- [Given instruction]:
Copy everything in the listing below word for word, apart from any images.

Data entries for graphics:
= = = = =
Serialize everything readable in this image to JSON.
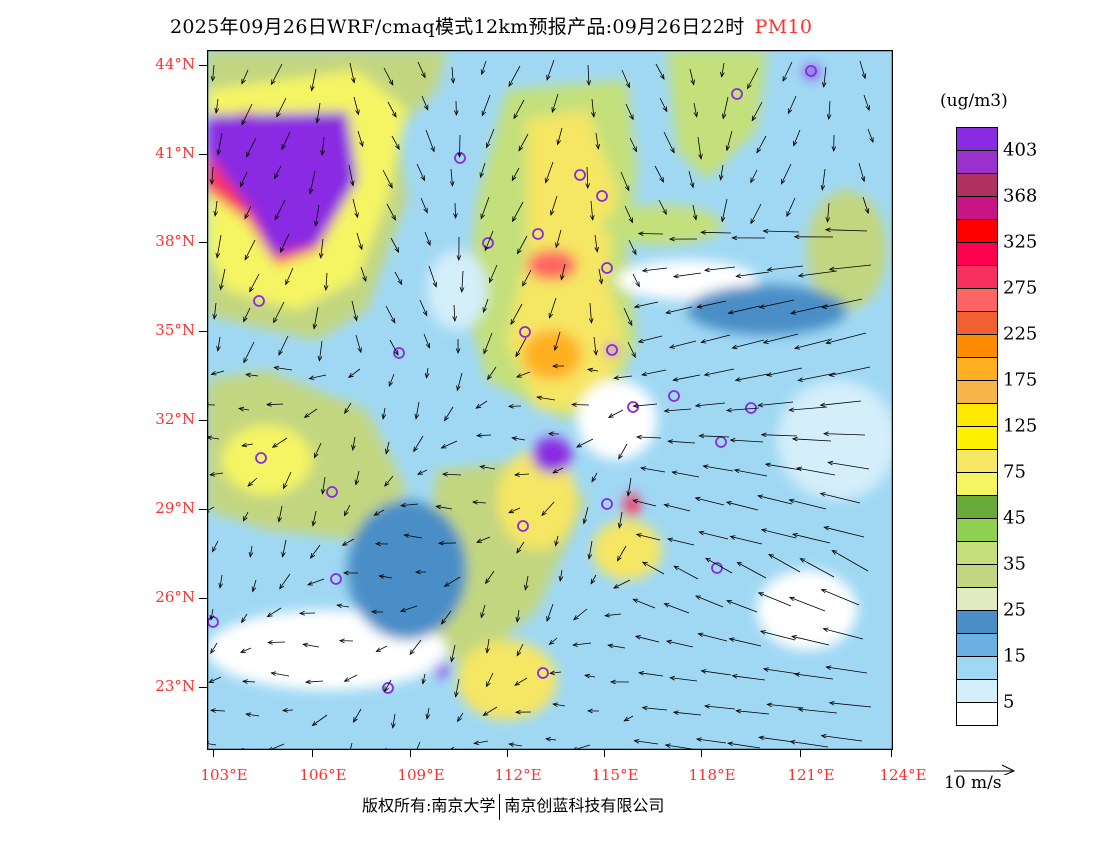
{
  "title": {
    "text": "2025年09月26日WRF/cmaq模式12km预报产品:09月26日22时",
    "pollutant": "PM10"
  },
  "map": {
    "lat_labels": [
      "44°N",
      "41°N",
      "38°N",
      "35°N",
      "32°N",
      "29°N",
      "26°N",
      "23°N"
    ],
    "lon_labels": [
      "103°E",
      "106°E",
      "109°E",
      "112°E",
      "115°E",
      "118°E",
      "121°E",
      "124°E"
    ]
  },
  "legend": {
    "unit": "(ug/m3)",
    "colors": [
      "#8a2be2",
      "#9932cc",
      "#b03060",
      "#c71585",
      "#ff0000",
      "#ff0050",
      "#f83060",
      "#ff6464",
      "#f06030",
      "#ff8c00",
      "#ffb020",
      "#f5b54a",
      "#ffe800",
      "#fff000",
      "#f5e664",
      "#f5f564",
      "#6aaa3a",
      "#90d050",
      "#c4e07a",
      "#c2d680",
      "#e0ecc0",
      "#4a8ec6",
      "#6ab0e0",
      "#a0d8f4",
      "#d4eefa",
      "#ffffff"
    ],
    "labels": [
      "403",
      "368",
      "325",
      "275",
      "225",
      "175",
      "125",
      "75",
      "45",
      "35",
      "25",
      "15",
      "5"
    ],
    "wind_reference": "10 m/s"
  },
  "footer": {
    "left": "版权所有:南京大学",
    "right": "南京创蓝科技有限公司"
  }
}
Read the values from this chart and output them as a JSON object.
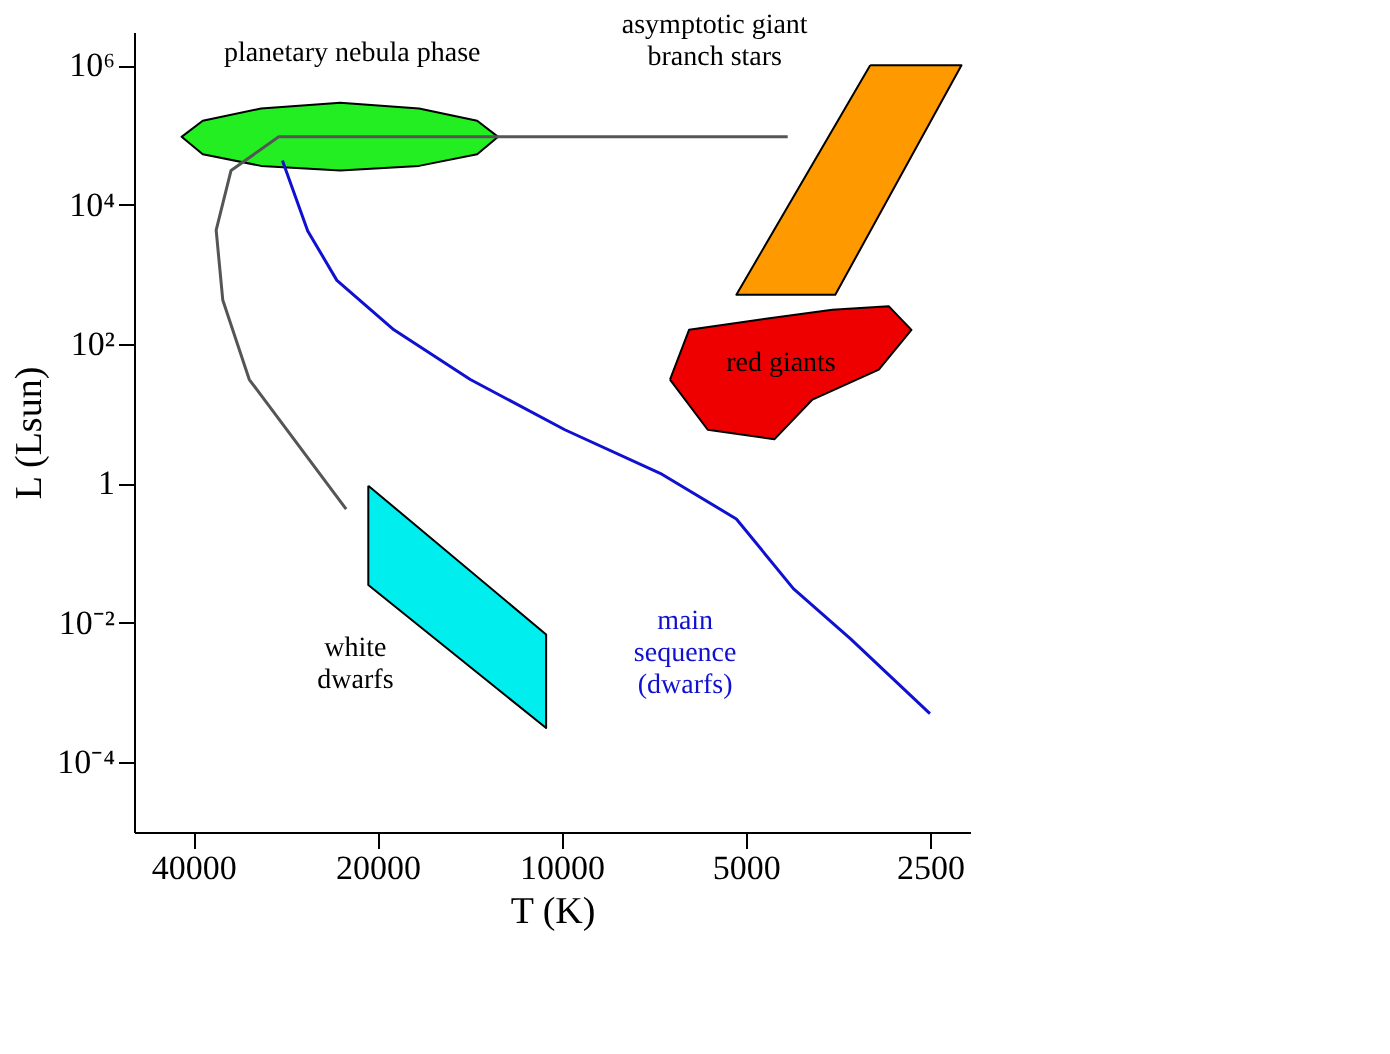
= = = = =
- [Result of the exercise]:
Serialize everything readable in this image to JSON.
{
  "title": {
    "text": "2025年09月26日WRF/cmaq模式12km预报产品:09月26日22时",
    "pollutant": "PM10"
  },
  "map": {
    "lat_labels": [
      "44°N",
      "41°N",
      "38°N",
      "35°N",
      "32°N",
      "29°N",
      "26°N",
      "23°N"
    ],
    "lon_labels": [
      "103°E",
      "106°E",
      "109°E",
      "112°E",
      "115°E",
      "118°E",
      "121°E",
      "124°E"
    ]
  },
  "legend": {
    "unit": "(ug/m3)",
    "colors": [
      "#8a2be2",
      "#9932cc",
      "#b03060",
      "#c71585",
      "#ff0000",
      "#ff0050",
      "#f83060",
      "#ff6464",
      "#f06030",
      "#ff8c00",
      "#ffb020",
      "#f5b54a",
      "#ffe800",
      "#fff000",
      "#f5e664",
      "#f5f564",
      "#6aaa3a",
      "#90d050",
      "#c4e07a",
      "#c2d680",
      "#e0ecc0",
      "#4a8ec6",
      "#6ab0e0",
      "#a0d8f4",
      "#d4eefa",
      "#ffffff"
    ],
    "labels": [
      "403",
      "368",
      "325",
      "275",
      "225",
      "175",
      "125",
      "75",
      "45",
      "35",
      "25",
      "15",
      "5"
    ],
    "wind_reference": "10 m/s"
  },
  "footer": {
    "left": "版权所有:南京大学",
    "right": "南京创蓝科技有限公司"
  }
}
Read the values from this chart and output them as a JSON object.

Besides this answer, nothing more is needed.